■ Material shown:
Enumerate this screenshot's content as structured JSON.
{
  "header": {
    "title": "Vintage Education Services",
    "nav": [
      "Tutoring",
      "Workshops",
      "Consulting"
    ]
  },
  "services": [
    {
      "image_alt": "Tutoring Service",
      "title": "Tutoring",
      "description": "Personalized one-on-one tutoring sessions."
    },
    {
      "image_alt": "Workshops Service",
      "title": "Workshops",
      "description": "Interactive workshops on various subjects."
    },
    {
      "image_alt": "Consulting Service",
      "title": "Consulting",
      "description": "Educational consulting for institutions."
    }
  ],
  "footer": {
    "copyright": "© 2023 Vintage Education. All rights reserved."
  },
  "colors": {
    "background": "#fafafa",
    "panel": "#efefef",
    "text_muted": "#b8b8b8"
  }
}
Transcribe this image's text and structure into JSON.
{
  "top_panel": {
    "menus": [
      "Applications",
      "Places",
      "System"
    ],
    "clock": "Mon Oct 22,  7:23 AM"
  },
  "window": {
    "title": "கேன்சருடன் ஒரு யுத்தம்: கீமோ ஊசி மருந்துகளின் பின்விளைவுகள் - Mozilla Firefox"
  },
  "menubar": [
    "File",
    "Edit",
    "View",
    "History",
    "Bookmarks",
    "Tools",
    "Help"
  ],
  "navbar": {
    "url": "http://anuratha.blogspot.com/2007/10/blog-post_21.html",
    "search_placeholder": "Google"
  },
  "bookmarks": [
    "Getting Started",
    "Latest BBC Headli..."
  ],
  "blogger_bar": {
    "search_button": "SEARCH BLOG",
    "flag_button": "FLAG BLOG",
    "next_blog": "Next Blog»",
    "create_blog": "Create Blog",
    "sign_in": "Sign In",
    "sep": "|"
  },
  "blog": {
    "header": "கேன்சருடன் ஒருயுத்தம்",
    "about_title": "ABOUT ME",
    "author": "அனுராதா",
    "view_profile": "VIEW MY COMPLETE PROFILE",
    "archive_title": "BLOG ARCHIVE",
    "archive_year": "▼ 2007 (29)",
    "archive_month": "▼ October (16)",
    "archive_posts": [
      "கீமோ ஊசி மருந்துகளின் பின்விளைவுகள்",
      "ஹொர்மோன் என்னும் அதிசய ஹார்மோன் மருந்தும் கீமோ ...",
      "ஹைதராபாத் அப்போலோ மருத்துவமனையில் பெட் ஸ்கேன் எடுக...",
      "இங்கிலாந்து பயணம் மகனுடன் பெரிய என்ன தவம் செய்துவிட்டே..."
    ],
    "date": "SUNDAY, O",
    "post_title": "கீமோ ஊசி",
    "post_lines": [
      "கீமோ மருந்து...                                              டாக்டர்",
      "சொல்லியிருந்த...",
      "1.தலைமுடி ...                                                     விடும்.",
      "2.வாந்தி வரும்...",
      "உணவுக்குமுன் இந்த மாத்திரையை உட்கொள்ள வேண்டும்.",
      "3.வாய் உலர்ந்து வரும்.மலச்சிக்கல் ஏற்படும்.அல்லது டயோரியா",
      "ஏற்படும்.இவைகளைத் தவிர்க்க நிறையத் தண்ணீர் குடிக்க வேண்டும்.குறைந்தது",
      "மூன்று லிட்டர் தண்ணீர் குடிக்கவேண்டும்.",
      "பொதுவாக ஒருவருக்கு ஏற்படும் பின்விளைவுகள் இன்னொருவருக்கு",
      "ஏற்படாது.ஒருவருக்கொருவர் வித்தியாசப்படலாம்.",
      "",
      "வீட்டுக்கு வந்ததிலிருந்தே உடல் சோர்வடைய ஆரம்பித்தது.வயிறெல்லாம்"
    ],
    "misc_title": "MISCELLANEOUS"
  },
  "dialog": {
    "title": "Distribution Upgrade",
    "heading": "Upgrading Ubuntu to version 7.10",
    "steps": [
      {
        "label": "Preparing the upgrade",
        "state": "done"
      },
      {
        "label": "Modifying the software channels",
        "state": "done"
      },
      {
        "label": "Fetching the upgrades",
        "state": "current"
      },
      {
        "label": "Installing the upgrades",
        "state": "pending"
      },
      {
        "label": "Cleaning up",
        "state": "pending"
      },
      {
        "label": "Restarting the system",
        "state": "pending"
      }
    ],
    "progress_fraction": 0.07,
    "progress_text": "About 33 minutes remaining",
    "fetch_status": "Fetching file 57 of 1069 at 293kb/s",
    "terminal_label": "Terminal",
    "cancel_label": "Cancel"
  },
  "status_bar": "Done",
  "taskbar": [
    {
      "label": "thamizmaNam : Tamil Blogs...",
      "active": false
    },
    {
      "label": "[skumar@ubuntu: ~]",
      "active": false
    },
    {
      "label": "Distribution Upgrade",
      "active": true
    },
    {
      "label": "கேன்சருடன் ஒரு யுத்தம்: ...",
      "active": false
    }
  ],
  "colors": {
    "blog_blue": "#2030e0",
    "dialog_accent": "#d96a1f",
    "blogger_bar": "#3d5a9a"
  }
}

■ Request:
All of the material must be reproduced exactly.

■ Solution to this task:
Enumerate this screenshot's content as structured JSON.
{
  "header": {
    "title": "Vintage Education Services",
    "nav": [
      "Tutoring",
      "Workshops",
      "Consulting"
    ]
  },
  "services": [
    {
      "image_alt": "Tutoring Service",
      "title": "Tutoring",
      "description": "Personalized one-on-one tutoring sessions."
    },
    {
      "image_alt": "Workshops Service",
      "title": "Workshops",
      "description": "Interactive workshops on various subjects."
    },
    {
      "image_alt": "Consulting Service",
      "title": "Consulting",
      "description": "Educational consulting for institutions."
    }
  ],
  "footer": {
    "copyright": "© 2023 Vintage Education. All rights reserved."
  },
  "colors": {
    "background": "#fafafa",
    "panel": "#efefef",
    "text_muted": "#b8b8b8"
  }
}
Transcribe this image's text and structure into JSON.
{
  "top_panel": {
    "menus": [
      "Applications",
      "Places",
      "System"
    ],
    "clock": "Mon Oct 22,  7:23 AM"
  },
  "window": {
    "title": "கேன்சருடன் ஒரு யுத்தம்: கீமோ ஊசி மருந்துகளின் பின்விளைவுகள் - Mozilla Firefox"
  },
  "menubar": [
    "File",
    "Edit",
    "View",
    "History",
    "Bookmarks",
    "Tools",
    "Help"
  ],
  "navbar": {
    "url": "http://anuratha.blogspot.com/2007/10/blog-post_21.html",
    "search_placeholder": "Google"
  },
  "bookmarks": [
    "Getting Started",
    "Latest BBC Headli..."
  ],
  "blogger_bar": {
    "search_button": "SEARCH BLOG",
    "flag_button": "FLAG BLOG",
    "next_blog": "Next Blog»",
    "create_blog": "Create Blog",
    "sign_in": "Sign In",
    "sep": "|"
  },
  "blog": {
    "header": "கேன்சருடன் ஒருயுத்தம்",
    "about_title": "ABOUT ME",
    "author": "அனுராதா",
    "view_profile": "VIEW MY COMPLETE PROFILE",
    "archive_title": "BLOG ARCHIVE",
    "archive_year": "▼ 2007 (29)",
    "archive_month": "▼ October (16)",
    "archive_posts": [
      "கீமோ ஊசி மருந்துகளின் பின்விளைவுகள்",
      "ஹொர்மோன் என்னும் அதிசய ஹார்மோன் மருந்தும் கீமோ ...",
      "ஹைதராபாத் அப்போலோ மருத்துவமனையில் பெட் ஸ்கேன் எடுக...",
      "இங்கிலாந்து பயணம் மகனுடன் பெரிய என்ன தவம் செய்துவிட்டே..."
    ],
    "date": "SUNDAY, O",
    "post_title": "கீமோ ஊசி",
    "post_lines": [
      "கீமோ மருந்து...                                              டாக்டர்",
      "சொல்லியிருந்த...",
      "1.தலைமுடி ...                                                     விடும்.",
      "2.வாந்தி வரும்...",
      "உணவுக்குமுன் இந்த மாத்திரையை உட்கொள்ள வேண்டும்.",
      "3.வாய் உலர்ந்து வரும்.மலச்சிக்கல் ஏற்படும்.அல்லது டயோரியா",
      "ஏற்படும்.இவைகளைத் தவிர்க்க நிறையத் தண்ணீர் குடிக்க வேண்டும்.குறைந்தது",
      "மூன்று லிட்டர் தண்ணீர் குடிக்கவேண்டும்.",
      "பொதுவாக ஒருவருக்கு ஏற்படும் பின்விளைவுகள் இன்னொருவருக்கு",
      "ஏற்படாது.ஒருவருக்கொருவர் வித்தியாசப்படலாம்.",
      "",
      "வீட்டுக்கு வந்ததிலிருந்தே உடல் சோர்வடைய ஆரம்பித்தது.வயிறெல்லாம்"
    ],
    "misc_title": "MISCELLANEOUS"
  },
  "dialog": {
    "title": "Distribution Upgrade",
    "heading": "Upgrading Ubuntu to version 7.10",
    "steps": [
      {
        "label": "Preparing the upgrade",
        "state": "done"
      },
      {
        "label": "Modifying the software channels",
        "state": "done"
      },
      {
        "label": "Fetching the upgrades",
        "state": "current"
      },
      {
        "label": "Installing the upgrades",
        "state": "pending"
      },
      {
        "label": "Cleaning up",
        "state": "pending"
      },
      {
        "label": "Restarting the system",
        "state": "pending"
      }
    ],
    "progress_fraction": 0.07,
    "progress_text": "About 33 minutes remaining",
    "fetch_status": "Fetching file 57 of 1069 at 293kb/s",
    "terminal_label": "Terminal",
    "cancel_label": "Cancel"
  },
  "status_bar": "Done",
  "taskbar": [
    {
      "label": "thamizmaNam : Tamil Blogs...",
      "active": false
    },
    {
      "label": "[skumar@ubuntu: ~]",
      "active": false
    },
    {
      "label": "Distribution Upgrade",
      "active": true
    },
    {
      "label": "கேன்சருடன் ஒரு யுத்தம்: ...",
      "active": false
    }
  ],
  "colors": {
    "blog_blue": "#2030e0",
    "dialog_accent": "#d96a1f",
    "blogger_bar": "#3d5a9a"
  }
}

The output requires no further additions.